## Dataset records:
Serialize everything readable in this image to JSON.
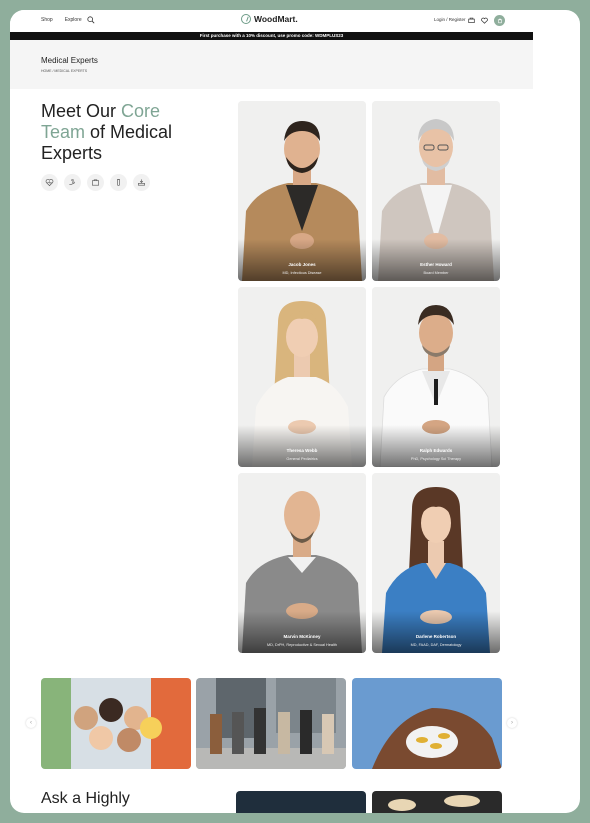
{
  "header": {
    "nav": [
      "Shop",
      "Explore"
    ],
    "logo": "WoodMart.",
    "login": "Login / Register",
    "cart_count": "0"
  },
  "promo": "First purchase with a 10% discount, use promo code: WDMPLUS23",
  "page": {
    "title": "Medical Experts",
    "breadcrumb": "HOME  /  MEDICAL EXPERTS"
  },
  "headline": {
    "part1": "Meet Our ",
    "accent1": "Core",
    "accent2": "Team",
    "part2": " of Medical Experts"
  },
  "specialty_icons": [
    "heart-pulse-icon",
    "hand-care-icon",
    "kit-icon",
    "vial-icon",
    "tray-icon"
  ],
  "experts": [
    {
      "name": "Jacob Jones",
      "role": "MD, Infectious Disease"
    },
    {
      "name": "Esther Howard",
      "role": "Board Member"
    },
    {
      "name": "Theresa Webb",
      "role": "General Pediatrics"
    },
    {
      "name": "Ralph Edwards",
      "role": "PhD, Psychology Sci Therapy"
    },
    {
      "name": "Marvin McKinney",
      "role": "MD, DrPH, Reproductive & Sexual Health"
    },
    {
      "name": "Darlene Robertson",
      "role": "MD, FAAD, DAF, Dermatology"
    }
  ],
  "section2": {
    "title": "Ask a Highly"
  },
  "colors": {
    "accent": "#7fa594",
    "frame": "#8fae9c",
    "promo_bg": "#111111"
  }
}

## Aim of the task:
Omit the pictures and give the material again, exactly and in full.

## Full solution:
Serialize everything readable in this image to JSON.
{
  "header": {
    "nav": [
      "Shop",
      "Explore"
    ],
    "logo": "WoodMart.",
    "login": "Login / Register",
    "cart_count": "0"
  },
  "promo": "First purchase with a 10% discount, use promo code: WDMPLUS23",
  "page": {
    "title": "Medical Experts",
    "breadcrumb": "HOME  /  MEDICAL EXPERTS"
  },
  "headline": {
    "part1": "Meet Our ",
    "accent1": "Core",
    "accent2": "Team",
    "part2": " of Medical Experts"
  },
  "specialty_icons": [
    "heart-pulse-icon",
    "hand-care-icon",
    "kit-icon",
    "vial-icon",
    "tray-icon"
  ],
  "experts": [
    {
      "name": "Jacob Jones",
      "role": "MD, Infectious Disease"
    },
    {
      "name": "Esther Howard",
      "role": "Board Member"
    },
    {
      "name": "Theresa Webb",
      "role": "General Pediatrics"
    },
    {
      "name": "Ralph Edwards",
      "role": "PhD, Psychology Sci Therapy"
    },
    {
      "name": "Marvin McKinney",
      "role": "MD, DrPH, Reproductive & Sexual Health"
    },
    {
      "name": "Darlene Robertson",
      "role": "MD, FAAD, DAF, Dermatology"
    }
  ],
  "section2": {
    "title": "Ask a Highly"
  },
  "colors": {
    "accent": "#7fa594",
    "frame": "#8fae9c",
    "promo_bg": "#111111"
  }
}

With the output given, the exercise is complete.